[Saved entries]
++++++

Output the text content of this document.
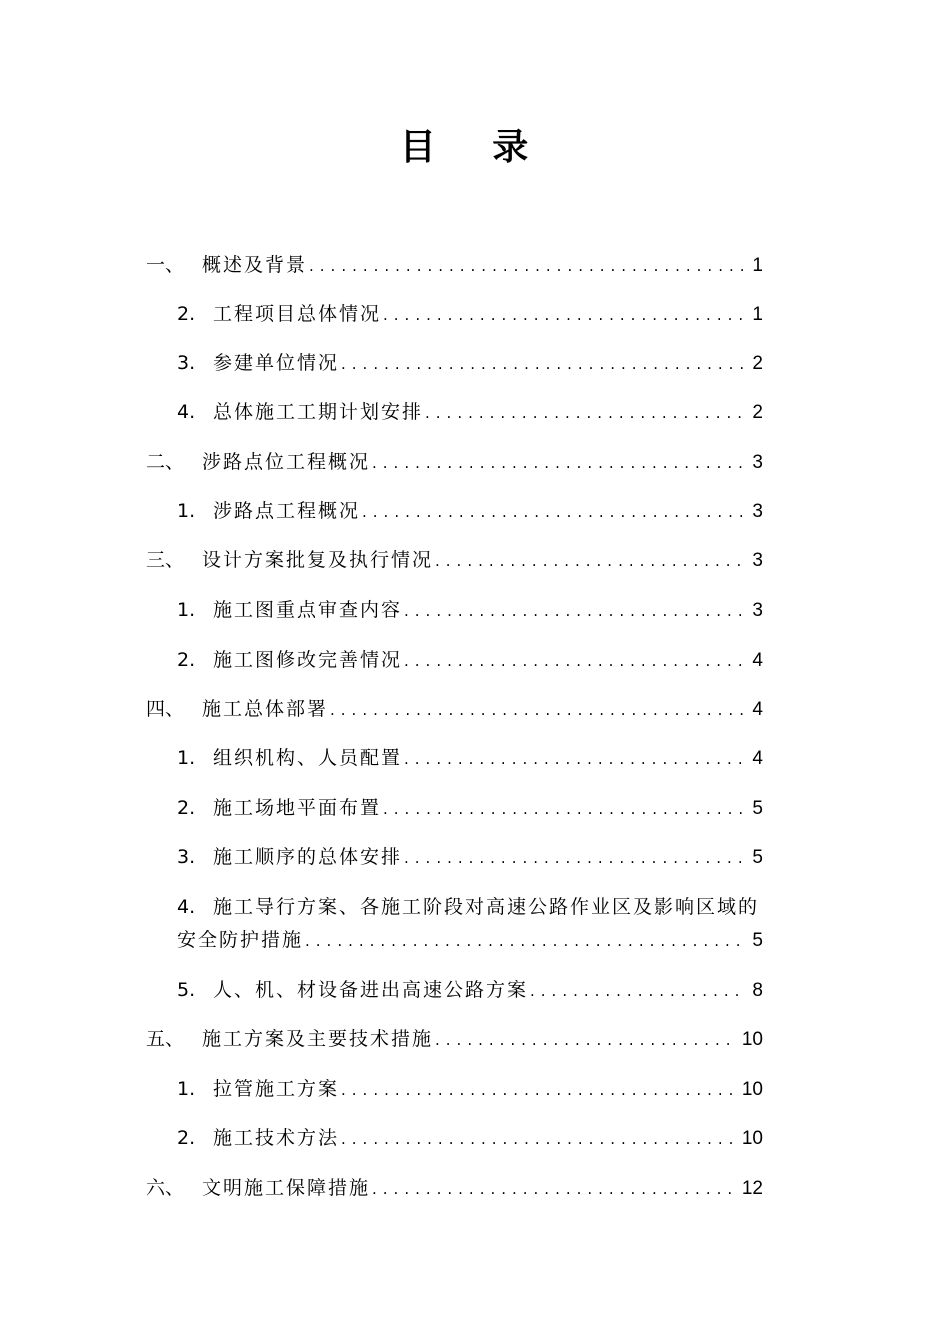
目 录
一、 概述及背景 .....	1
2. 工程项目总体情况 .....	1
3. 参建单位情况 .....	2
4. 总体施工工期计划安排 .....	2
二、 涉路点位工程概况 .....	3
1. 涉路点工程概况 .....	3
三、 设计方案批复及执行情况 .....	3
1. 施工图重点审查内容 .....	3
2. 施工图修改完善情况 .....	4
四、 施工总体部署 .....	4
1. 组织机构、人员配置 .....	4
2. 施工场地平面布置 .....	5
3. 施工顺序的总体安排 .....	5
4. 施工导行方案、各施工阶段对高速公路作业区及影响区域的
安全防护措施 .....	5
5. 人、机、材设备进出高速公路方案 .....	8
五、 施工方案及主要技术措施 .....	10
1. 拉管施工方案 .....	10
2. 施工技术方法 .....	10
六、 文明施工保障措施 .....	12
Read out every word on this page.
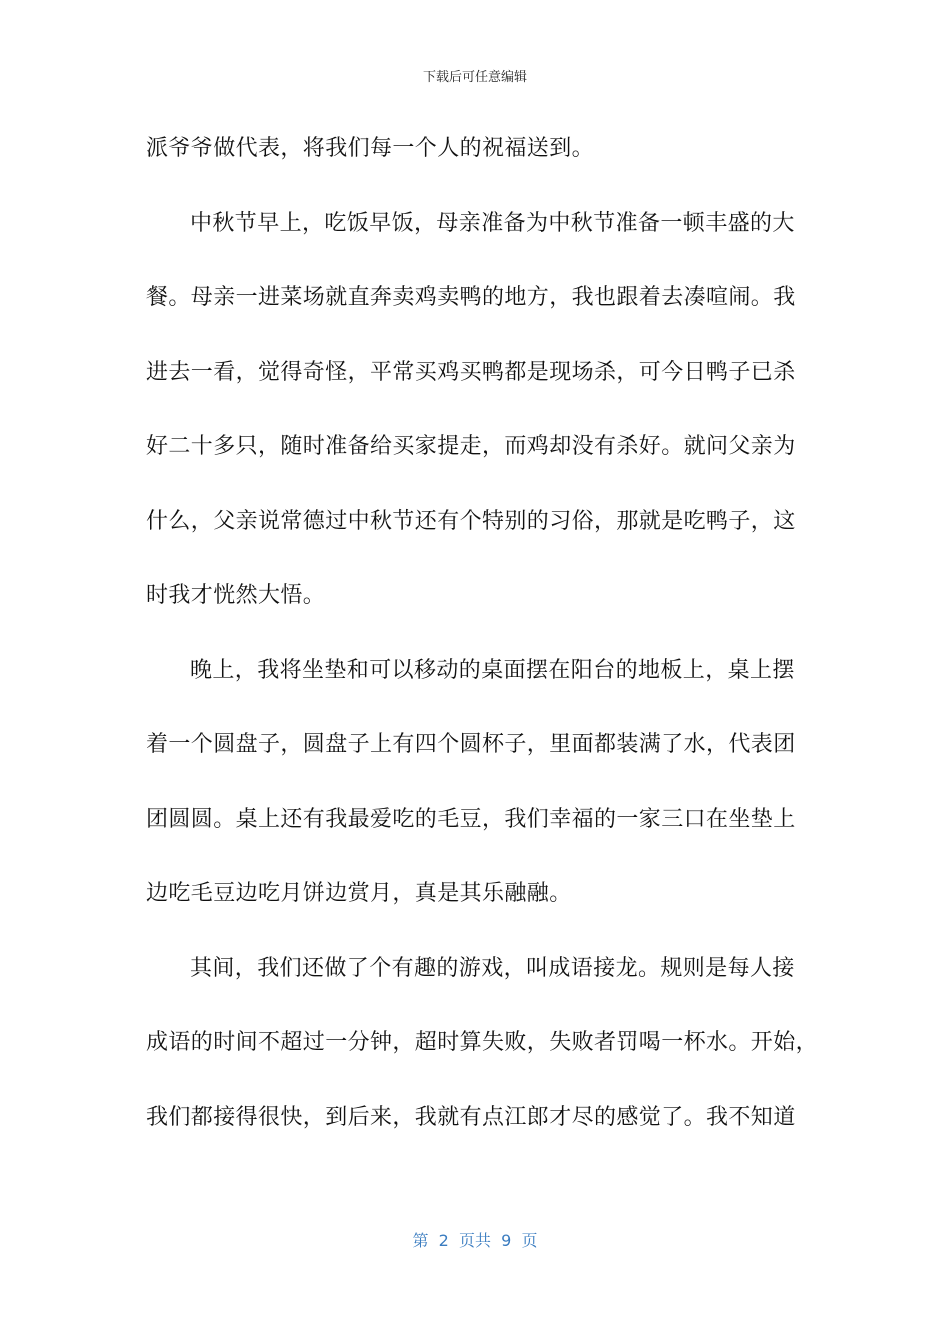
下载后可任意编辑
派爷爷做代表，将我们每一个人的祝福送到。
中秋节早上，吃饭早饭，母亲准备为中秋节准备一顿丰盛的大
餐。母亲一进菜场就直奔卖鸡卖鸭的地方，我也跟着去凑喧闹。我
进去一看，觉得奇怪，平常买鸡买鸭都是现场杀，可今日鸭子已杀
好二十多只，随时准备给买家提走，而鸡却没有杀好。就问父亲为
什么，父亲说常德过中秋节还有个特别的习俗，那就是吃鸭子，这
时我才恍然大悟。
晚上，我将坐垫和可以移动的桌面摆在阳台的地板上，桌上摆
着一个圆盘子，圆盘子上有四个圆杯子，里面都装满了水，代表团
团圆圆。桌上还有我最爱吃的毛豆，我们幸福的一家三口在坐垫上
边吃毛豆边吃月饼边赏月，真是其乐融融。
其间，我们还做了个有趣的游戏，叫成语接龙。规则是每人接
成语的时间不超过一分钟，超时算失败，失败者罚喝一杯水。开始，
我们都接得很快，到后来，我就有点江郎才尽的感觉了。我不知道
第  2  页共  9  页
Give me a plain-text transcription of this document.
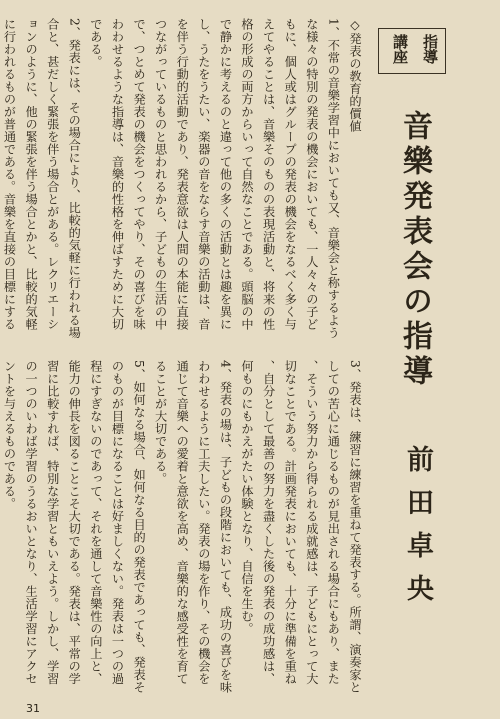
指導
講座
音樂発表会の指導
前田卓央
◇発表の教育的價値
1、不常の音樂学習中においても又、音樂会と称するような様々の特別の発表の機会においても、一人々々の子どもに、個人或はグループの発表の機会をなるべく多く与えてやることは、音樂そのものの表現活動と、将来の性格の形成の両方からいって自然なことである。頭脳の中で静かに考えるのと違って他の多くの活動とは趣を異にし、うたをうたい、楽器の音をならす音樂の活動は、音を伴う行動的活動であり、発表意欲は人間の本能に直接つながっているものと思われるから、子どもの生活の中で、つとめて発表の機会をつくってやり、その喜びを味わわせるような指導は、音樂的性格を伸ばすために大切である。
2、発表には、その場合により、比較的気軽に行われる場合と、甚だしく緊張を伴う場合とがある。レクリエーションのように、他の緊張を伴う場合とかと、比較的気軽に行われるものが普通である。音樂を直接の目標にする
3、発表は、練習に練習を重ねて発表する。所謂、演奏家としての苦心に通じるものが見出される場合にもあり、また、そういう努力から得られる成就感は、子どもにとって大切なことである。計画発表においても、十分に準備を重ね、自分として最善の努力を盡くした後の発表の成功感は、何ものにもかえがたい体験となり、自信を生む。
4、発表の場は、子どもの段階においても、成功の喜びを味わわせるように工夫したい。発表の場を作り、その機会を通じて音樂への愛着と意欲を高め、音樂的な感受性を育てることが大切である。
5、如何なる場合、如何なる目的の発表であっても、発表そのものが目標になることは好ましくない。発表は一つの過程にすぎないのであって、それを通して音樂性の向上と、能力の伸長を図ることこそ大切である。発表は、平常の学習に比較すれば、特別な学習ともいえよう。しかし、学習の一つのいわば学習のうるおいとなり、生活学習にアクセントを与えるものである。
31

++++++

Task to complete. No pictures belong in the copy: reproduce exactly the lines above from the one that contains "Read out every word on this page." through the last line of the entries.

Correct result.
Read out every word on this page.
下载后可任意编辑
派爷爷做代表，将我们每一个人的祝福送到。
中秋节早上，吃饭早饭，母亲准备为中秋节准备一顿丰盛的大
餐。母亲一进菜场就直奔卖鸡卖鸭的地方，我也跟着去凑喧闹。我
进去一看，觉得奇怪，平常买鸡买鸭都是现场杀，可今日鸭子已杀
好二十多只，随时准备给买家提走，而鸡却没有杀好。就问父亲为
什么，父亲说常德过中秋节还有个特别的习俗，那就是吃鸭子，这
时我才恍然大悟。
晚上，我将坐垫和可以移动的桌面摆在阳台的地板上，桌上摆
着一个圆盘子，圆盘子上有四个圆杯子，里面都装满了水，代表团
团圆圆。桌上还有我最爱吃的毛豆，我们幸福的一家三口在坐垫上
边吃毛豆边吃月饼边赏月，真是其乐融融。
其间，我们还做了个有趣的游戏，叫成语接龙。规则是每人接
成语的时间不超过一分钟，超时算失败，失败者罚喝一杯水。开始，
我们都接得很快，到后来，我就有点江郎才尽的感觉了。我不知道
第  2  页共  9  页
Give me a plain-text transcription of this document.
指導
講座
音樂発表会の指導
前田卓央
◇発表の教育的價値
1、不常の音樂学習中においても又、音樂会と称するような様々の特別の発表の機会においても、一人々々の子どもに、個人或はグループの発表の機会をなるべく多く与えてやることは、音樂そのものの表現活動と、将来の性格の形成の両方からいって自然なことである。頭脳の中で静かに考えるのと違って他の多くの活動とは趣を異にし、うたをうたい、楽器の音をならす音樂の活動は、音を伴う行動的活動であり、発表意欲は人間の本能に直接つながっているものと思われるから、子どもの生活の中で、つとめて発表の機会をつくってやり、その喜びを味わわせるような指導は、音樂的性格を伸ばすために大切である。
2、発表には、その場合により、比較的気軽に行われる場合と、甚だしく緊張を伴う場合とがある。レクリエーションのように、他の緊張を伴う場合とかと、比較的気軽に行われるものが普通である。音樂を直接の目標にする
3、発表は、練習に練習を重ねて発表する。所謂、演奏家としての苦心に通じるものが見出される場合にもあり、また、そういう努力から得られる成就感は、子どもにとって大切なことである。計画発表においても、十分に準備を重ね、自分として最善の努力を盡くした後の発表の成功感は、何ものにもかえがたい体験となり、自信を生む。
4、発表の場は、子どもの段階においても、成功の喜びを味わわせるように工夫したい。発表の場を作り、その機会を通じて音樂への愛着と意欲を高め、音樂的な感受性を育てることが大切である。
5、如何なる場合、如何なる目的の発表であっても、発表そのものが目標になることは好ましくない。発表は一つの過程にすぎないのであって、それを通して音樂性の向上と、能力の伸長を図ることこそ大切である。発表は、平常の学習に比較すれば、特別な学習ともいえよう。しかし、学習の一つのいわば学習のうるおいとなり、生活学習にアクセントを与えるものである。
31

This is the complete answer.